»»

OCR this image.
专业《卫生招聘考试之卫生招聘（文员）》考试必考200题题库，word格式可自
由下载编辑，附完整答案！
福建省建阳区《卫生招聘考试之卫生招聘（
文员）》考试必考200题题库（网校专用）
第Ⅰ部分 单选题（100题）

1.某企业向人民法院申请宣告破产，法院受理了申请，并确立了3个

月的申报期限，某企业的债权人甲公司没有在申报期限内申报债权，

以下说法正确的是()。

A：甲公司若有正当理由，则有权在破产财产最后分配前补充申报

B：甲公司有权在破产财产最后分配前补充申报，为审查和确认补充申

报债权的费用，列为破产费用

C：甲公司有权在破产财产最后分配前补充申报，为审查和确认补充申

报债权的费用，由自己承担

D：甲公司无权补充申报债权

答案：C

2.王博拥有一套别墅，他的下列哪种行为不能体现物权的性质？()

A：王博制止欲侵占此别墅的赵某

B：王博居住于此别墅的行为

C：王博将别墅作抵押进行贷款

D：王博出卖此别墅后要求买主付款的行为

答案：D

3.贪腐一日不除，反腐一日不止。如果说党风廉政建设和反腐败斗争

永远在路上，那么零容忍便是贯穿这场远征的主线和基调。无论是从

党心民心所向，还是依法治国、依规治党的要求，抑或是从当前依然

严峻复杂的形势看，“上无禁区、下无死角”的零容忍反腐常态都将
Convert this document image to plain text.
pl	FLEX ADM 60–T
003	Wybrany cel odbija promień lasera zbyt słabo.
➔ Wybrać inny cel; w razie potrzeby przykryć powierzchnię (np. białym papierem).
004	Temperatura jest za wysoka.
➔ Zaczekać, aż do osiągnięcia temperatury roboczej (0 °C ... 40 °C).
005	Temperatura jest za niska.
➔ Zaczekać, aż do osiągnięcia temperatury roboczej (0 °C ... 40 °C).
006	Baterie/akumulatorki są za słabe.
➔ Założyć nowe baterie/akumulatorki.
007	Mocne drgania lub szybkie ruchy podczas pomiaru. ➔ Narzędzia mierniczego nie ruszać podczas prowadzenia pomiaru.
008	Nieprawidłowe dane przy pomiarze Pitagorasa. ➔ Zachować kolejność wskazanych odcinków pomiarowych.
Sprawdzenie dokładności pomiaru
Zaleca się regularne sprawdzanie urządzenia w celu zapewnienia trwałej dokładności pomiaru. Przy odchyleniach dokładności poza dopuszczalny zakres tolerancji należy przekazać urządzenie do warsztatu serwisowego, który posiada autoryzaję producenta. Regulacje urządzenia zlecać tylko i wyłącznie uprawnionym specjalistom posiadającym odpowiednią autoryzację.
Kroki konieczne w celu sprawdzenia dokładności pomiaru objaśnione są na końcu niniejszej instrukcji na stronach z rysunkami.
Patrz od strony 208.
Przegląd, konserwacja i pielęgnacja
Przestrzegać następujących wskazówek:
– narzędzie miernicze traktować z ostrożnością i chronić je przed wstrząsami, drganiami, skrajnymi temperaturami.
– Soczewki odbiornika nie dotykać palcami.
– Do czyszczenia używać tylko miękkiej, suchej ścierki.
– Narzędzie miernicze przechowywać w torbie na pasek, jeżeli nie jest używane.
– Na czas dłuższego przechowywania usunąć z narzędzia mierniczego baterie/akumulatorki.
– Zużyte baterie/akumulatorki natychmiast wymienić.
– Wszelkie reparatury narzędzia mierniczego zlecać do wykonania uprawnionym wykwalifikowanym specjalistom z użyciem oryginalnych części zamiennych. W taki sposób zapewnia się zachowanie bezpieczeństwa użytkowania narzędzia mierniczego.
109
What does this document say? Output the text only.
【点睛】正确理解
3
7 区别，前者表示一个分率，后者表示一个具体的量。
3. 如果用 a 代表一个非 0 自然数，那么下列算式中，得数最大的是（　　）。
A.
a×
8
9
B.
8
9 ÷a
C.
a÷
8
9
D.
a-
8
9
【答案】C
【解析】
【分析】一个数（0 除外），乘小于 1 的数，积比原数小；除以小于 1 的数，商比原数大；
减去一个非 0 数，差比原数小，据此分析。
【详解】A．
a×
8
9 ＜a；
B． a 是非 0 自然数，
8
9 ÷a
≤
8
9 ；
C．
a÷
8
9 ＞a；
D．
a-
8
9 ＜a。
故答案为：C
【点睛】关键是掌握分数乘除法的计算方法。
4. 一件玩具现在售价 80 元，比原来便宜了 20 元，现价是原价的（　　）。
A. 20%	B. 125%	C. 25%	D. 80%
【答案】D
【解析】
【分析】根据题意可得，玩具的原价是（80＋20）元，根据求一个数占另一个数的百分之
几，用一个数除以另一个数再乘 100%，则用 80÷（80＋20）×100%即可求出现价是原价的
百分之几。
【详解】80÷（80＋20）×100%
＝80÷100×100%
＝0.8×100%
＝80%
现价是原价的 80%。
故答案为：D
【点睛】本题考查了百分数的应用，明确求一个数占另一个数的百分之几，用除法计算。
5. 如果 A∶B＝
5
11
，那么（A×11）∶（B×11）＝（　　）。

««

**GOAL OF THE EXERCISE**
Every entry must be quoted exactly as it appears above.

**TASK RESULT**
OCR this image.
专业《卫生招聘考试之卫生招聘（文员）》考试必考200题题库，word格式可自
由下载编辑，附完整答案！
福建省建阳区《卫生招聘考试之卫生招聘（
文员）》考试必考200题题库（网校专用）
第Ⅰ部分 单选题（100题）

1.某企业向人民法院申请宣告破产，法院受理了申请，并确立了3个

月的申报期限，某企业的债权人甲公司没有在申报期限内申报债权，

以下说法正确的是()。

A：甲公司若有正当理由，则有权在破产财产最后分配前补充申报

B：甲公司有权在破产财产最后分配前补充申报，为审查和确认补充申

报债权的费用，列为破产费用

C：甲公司有权在破产财产最后分配前补充申报，为审查和确认补充申

报债权的费用，由自己承担

D：甲公司无权补充申报债权

答案：C

2.王博拥有一套别墅，他的下列哪种行为不能体现物权的性质？()

A：王博制止欲侵占此别墅的赵某

B：王博居住于此别墅的行为

C：王博将别墅作抵押进行贷款

D：王博出卖此别墅后要求买主付款的行为

答案：D

3.贪腐一日不除，反腐一日不止。如果说党风廉政建设和反腐败斗争

永远在路上，那么零容忍便是贯穿这场远征的主线和基调。无论是从

党心民心所向，还是依法治国、依规治党的要求，抑或是从当前依然

严峻复杂的形势看，“上无禁区、下无死角”的零容忍反腐常态都将
Convert this document image to plain text.
pl	FLEX ADM 60–T
003	Wybrany cel odbija promień lasera zbyt słabo.
➔ Wybrać inny cel; w razie potrzeby przykryć powierzchnię (np. białym papierem).
004	Temperatura jest za wysoka.
➔ Zaczekać, aż do osiągnięcia temperatury roboczej (0 °C ... 40 °C).
005	Temperatura jest za niska.
➔ Zaczekać, aż do osiągnięcia temperatury roboczej (0 °C ... 40 °C).
006	Baterie/akumulatorki są za słabe.
➔ Założyć nowe baterie/akumulatorki.
007	Mocne drgania lub szybkie ruchy podczas pomiaru. ➔ Narzędzia mierniczego nie ruszać podczas prowadzenia pomiaru.
008	Nieprawidłowe dane przy pomiarze Pitagorasa. ➔ Zachować kolejność wskazanych odcinków pomiarowych.
Sprawdzenie dokładności pomiaru
Zaleca się regularne sprawdzanie urządzenia w celu zapewnienia trwałej dokładności pomiaru. Przy odchyleniach dokładności poza dopuszczalny zakres tolerancji należy przekazać urządzenie do warsztatu serwisowego, który posiada autoryzaję producenta. Regulacje urządzenia zlecać tylko i wyłącznie uprawnionym specjalistom posiadającym odpowiednią autoryzację.
Kroki konieczne w celu sprawdzenia dokładności pomiaru objaśnione są na końcu niniejszej instrukcji na stronach z rysunkami.
Patrz od strony 208.
Przegląd, konserwacja i pielęgnacja
Przestrzegać następujących wskazówek:
– narzędzie miernicze traktować z ostrożnością i chronić je przed wstrząsami, drganiami, skrajnymi temperaturami.
– Soczewki odbiornika nie dotykać palcami.
– Do czyszczenia używać tylko miękkiej, suchej ścierki.
– Narzędzie miernicze przechowywać w torbie na pasek, jeżeli nie jest używane.
– Na czas dłuższego przechowywania usunąć z narzędzia mierniczego baterie/akumulatorki.
– Zużyte baterie/akumulatorki natychmiast wymienić.
– Wszelkie reparatury narzędzia mierniczego zlecać do wykonania uprawnionym wykwalifikowanym specjalistom z użyciem oryginalnych części zamiennych. W taki sposób zapewnia się zachowanie bezpieczeństwa użytkowania narzędzia mierniczego.
109
What does this document say? Output the text only.
【点睛】正确理解
3
7 区别，前者表示一个分率，后者表示一个具体的量。
3. 如果用 a 代表一个非 0 自然数，那么下列算式中，得数最大的是（　　）。
A.
a×
8
9
B.
8
9 ÷a
C.
a÷
8
9
D.
a-
8
9
【答案】C
【解析】
【分析】一个数（0 除外），乘小于 1 的数，积比原数小；除以小于 1 的数，商比原数大；
减去一个非 0 数，差比原数小，据此分析。
【详解】A．
a×
8
9 ＜a；
B． a 是非 0 自然数，
8
9 ÷a
≤
8
9 ；
C．
a÷
8
9 ＞a；
D．
a-
8
9 ＜a。
故答案为：C
【点睛】关键是掌握分数乘除法的计算方法。
4. 一件玩具现在售价 80 元，比原来便宜了 20 元，现价是原价的（　　）。
A. 20%	B. 125%	C. 25%	D. 80%
【答案】D
【解析】
【分析】根据题意可得，玩具的原价是（80＋20）元，根据求一个数占另一个数的百分之
几，用一个数除以另一个数再乘 100%，则用 80÷（80＋20）×100%即可求出现价是原价的
百分之几。
【详解】80÷（80＋20）×100%
＝80÷100×100%
＝0.8×100%
＝80%
现价是原价的 80%。
故答案为：D
【点睛】本题考查了百分数的应用，明确求一个数占另一个数的百分之几，用除法计算。
5. 如果 A∶B＝
5
11
，那么（A×11）∶（B×11）＝（　　）。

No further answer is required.